TASK TO CARRY OUT:
Every line below that holds the string "целях" should be copied out.

+++

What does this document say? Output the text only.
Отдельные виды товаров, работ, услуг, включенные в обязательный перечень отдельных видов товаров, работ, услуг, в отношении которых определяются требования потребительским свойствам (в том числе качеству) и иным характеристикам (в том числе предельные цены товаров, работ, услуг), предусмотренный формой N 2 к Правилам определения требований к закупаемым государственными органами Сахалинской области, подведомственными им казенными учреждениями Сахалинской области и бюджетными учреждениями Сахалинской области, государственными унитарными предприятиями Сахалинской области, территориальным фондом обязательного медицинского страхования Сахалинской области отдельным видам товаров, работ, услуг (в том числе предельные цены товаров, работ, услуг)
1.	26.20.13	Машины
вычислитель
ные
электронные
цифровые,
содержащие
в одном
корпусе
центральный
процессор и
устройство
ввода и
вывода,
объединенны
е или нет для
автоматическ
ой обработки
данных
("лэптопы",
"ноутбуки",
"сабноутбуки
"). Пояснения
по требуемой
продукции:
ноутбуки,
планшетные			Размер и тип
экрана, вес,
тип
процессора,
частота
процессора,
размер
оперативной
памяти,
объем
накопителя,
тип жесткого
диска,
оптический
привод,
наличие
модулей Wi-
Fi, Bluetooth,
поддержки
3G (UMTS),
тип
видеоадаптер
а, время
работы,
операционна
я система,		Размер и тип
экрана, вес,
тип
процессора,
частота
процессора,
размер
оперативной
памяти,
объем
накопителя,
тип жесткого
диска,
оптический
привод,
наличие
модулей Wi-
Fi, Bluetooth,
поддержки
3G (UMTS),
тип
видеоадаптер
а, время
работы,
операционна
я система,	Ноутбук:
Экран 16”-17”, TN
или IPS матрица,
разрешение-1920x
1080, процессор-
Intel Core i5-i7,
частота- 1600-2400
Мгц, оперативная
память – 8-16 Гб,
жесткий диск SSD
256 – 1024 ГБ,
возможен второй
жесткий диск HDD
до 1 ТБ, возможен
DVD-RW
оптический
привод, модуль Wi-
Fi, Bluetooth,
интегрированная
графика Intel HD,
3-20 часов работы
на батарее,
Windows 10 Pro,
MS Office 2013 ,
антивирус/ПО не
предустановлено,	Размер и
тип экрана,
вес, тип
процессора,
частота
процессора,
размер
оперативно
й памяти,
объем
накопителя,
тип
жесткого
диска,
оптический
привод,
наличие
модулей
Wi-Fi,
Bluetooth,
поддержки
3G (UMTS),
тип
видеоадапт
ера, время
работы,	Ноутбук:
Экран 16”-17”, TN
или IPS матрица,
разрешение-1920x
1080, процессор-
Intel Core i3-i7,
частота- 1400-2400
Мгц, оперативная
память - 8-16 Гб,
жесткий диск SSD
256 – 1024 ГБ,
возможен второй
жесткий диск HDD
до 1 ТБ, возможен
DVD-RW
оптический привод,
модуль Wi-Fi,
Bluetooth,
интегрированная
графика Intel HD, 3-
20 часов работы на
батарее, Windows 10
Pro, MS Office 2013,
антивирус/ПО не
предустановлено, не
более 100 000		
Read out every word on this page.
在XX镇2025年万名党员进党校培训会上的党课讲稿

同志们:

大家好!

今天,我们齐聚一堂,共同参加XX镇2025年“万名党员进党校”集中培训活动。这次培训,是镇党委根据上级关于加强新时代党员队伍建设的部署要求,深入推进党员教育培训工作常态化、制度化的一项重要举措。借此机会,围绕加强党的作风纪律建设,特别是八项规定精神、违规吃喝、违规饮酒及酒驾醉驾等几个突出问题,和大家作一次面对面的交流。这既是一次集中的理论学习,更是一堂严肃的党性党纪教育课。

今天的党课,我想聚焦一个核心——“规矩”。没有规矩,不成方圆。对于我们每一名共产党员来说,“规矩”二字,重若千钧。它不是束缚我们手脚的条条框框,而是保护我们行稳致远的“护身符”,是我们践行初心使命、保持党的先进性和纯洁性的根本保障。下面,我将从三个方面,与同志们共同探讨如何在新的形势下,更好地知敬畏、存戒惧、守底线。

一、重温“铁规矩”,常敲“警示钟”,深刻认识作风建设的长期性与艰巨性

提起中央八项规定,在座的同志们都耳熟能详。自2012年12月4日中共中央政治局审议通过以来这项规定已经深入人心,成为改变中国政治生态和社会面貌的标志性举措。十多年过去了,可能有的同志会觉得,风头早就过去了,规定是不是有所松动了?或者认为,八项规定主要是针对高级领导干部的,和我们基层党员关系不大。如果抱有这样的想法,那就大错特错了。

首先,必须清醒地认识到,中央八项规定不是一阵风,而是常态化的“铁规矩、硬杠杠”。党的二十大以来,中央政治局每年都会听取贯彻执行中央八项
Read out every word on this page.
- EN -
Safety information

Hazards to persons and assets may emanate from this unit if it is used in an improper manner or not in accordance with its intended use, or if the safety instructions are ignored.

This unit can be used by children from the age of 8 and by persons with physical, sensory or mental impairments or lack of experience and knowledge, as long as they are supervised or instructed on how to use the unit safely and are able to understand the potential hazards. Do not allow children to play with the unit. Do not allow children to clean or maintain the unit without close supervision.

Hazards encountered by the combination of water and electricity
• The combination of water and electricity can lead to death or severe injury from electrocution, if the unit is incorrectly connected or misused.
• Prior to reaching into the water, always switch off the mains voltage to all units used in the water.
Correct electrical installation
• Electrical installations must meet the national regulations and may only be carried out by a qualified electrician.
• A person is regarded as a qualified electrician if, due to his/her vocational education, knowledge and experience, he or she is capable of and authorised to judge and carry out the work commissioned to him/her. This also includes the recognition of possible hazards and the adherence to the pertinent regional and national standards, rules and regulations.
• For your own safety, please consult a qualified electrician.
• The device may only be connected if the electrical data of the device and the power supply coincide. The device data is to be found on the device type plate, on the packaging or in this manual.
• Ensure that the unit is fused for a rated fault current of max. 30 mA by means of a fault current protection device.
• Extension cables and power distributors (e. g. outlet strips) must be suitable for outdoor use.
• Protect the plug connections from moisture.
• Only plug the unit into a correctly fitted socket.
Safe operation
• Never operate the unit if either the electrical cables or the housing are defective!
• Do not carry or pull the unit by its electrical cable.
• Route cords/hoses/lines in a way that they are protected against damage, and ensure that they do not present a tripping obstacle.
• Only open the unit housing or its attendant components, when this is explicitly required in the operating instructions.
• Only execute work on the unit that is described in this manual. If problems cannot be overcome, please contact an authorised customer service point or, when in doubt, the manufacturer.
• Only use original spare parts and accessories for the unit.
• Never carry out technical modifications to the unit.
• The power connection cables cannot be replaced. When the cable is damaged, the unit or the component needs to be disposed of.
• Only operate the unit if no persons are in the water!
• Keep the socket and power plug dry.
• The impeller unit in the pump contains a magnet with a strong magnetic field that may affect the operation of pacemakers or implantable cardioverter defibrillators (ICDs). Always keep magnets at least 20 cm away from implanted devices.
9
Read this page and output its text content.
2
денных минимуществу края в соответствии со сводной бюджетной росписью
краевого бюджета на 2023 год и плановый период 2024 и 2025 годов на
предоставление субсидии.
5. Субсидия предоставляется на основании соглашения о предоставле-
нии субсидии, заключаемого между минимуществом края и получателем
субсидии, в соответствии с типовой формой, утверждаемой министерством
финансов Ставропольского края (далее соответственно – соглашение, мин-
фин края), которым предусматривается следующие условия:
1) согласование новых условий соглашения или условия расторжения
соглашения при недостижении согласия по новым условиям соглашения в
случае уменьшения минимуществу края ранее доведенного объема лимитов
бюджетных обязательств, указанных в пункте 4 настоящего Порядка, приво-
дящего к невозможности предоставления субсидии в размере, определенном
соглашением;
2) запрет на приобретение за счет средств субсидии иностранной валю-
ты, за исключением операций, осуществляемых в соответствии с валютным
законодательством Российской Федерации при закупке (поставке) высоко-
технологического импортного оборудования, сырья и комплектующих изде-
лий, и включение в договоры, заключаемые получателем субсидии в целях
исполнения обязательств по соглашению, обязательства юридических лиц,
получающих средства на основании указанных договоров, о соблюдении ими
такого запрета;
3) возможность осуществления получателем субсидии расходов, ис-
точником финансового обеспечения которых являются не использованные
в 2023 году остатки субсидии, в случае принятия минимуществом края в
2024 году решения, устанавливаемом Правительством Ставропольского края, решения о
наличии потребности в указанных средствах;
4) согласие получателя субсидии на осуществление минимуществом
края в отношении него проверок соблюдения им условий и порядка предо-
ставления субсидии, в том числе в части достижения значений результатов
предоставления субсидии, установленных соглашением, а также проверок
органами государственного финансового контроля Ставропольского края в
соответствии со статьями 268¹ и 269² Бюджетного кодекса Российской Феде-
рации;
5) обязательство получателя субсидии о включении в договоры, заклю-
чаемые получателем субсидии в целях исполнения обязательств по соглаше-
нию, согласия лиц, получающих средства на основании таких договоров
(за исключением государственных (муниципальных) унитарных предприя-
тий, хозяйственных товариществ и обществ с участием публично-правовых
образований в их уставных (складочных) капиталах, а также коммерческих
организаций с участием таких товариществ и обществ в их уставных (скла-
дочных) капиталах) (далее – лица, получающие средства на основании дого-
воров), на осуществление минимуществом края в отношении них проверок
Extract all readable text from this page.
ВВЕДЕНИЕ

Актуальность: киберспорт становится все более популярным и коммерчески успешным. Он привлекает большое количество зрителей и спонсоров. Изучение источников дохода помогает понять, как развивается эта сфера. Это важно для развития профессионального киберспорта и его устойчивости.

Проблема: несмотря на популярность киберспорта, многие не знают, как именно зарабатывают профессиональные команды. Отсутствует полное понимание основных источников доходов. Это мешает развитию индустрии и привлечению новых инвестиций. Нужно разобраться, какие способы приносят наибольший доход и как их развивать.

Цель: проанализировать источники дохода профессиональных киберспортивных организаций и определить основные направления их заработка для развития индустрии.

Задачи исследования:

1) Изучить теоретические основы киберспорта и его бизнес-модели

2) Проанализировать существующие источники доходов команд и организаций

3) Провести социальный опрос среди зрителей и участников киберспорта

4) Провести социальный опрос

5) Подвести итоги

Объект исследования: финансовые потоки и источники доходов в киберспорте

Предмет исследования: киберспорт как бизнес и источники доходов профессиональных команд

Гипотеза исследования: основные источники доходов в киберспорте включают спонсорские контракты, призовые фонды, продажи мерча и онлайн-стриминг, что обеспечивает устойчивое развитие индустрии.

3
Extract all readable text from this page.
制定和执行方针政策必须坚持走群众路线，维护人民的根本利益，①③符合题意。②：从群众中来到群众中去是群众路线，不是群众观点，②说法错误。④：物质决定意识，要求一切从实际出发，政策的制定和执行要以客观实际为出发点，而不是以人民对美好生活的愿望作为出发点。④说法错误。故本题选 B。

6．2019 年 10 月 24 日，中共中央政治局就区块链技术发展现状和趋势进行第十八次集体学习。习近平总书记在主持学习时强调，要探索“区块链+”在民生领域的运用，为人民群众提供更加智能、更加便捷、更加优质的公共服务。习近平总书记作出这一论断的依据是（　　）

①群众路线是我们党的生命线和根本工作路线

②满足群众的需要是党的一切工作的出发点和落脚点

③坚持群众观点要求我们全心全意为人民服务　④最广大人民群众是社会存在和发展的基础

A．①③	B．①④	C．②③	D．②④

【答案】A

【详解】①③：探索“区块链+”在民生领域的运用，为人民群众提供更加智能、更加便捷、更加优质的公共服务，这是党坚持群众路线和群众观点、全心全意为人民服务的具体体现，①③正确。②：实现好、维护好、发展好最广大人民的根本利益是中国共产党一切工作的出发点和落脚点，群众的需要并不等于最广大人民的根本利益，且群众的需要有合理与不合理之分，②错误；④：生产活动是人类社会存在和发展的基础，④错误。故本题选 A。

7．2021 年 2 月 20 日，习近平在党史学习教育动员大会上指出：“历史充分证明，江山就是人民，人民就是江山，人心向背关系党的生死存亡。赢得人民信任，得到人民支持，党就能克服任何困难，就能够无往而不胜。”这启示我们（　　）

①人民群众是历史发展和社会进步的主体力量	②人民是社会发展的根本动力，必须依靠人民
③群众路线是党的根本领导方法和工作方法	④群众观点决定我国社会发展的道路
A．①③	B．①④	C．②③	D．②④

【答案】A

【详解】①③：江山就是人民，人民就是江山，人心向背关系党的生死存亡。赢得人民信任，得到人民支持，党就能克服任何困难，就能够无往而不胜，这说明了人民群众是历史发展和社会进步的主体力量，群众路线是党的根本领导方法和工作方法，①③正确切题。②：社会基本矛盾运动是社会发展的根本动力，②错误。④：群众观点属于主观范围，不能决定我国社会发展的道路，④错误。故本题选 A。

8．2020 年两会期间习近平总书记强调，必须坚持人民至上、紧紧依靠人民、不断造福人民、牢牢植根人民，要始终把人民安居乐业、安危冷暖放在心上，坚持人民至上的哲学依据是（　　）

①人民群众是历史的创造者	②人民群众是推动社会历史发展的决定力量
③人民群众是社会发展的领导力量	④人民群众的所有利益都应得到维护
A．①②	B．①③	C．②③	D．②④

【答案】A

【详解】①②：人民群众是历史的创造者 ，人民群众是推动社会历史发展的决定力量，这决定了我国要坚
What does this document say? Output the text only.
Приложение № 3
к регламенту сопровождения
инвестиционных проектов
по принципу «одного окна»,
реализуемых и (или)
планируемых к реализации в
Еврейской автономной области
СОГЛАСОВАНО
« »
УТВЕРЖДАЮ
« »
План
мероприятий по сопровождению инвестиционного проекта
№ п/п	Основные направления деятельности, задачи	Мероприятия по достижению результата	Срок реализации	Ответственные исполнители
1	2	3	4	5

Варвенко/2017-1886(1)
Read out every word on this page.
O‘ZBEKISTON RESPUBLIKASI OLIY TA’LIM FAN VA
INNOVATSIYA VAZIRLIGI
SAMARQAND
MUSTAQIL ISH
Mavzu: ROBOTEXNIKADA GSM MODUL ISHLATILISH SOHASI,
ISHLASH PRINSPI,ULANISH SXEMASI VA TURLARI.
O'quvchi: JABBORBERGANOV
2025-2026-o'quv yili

+++

RESULT FOR THIS TASK:
лий, и включение в договоры, заключаемые получателем субсидии в целях
чаемые получателем субсидии в целях исполнения обязательств по соглаше-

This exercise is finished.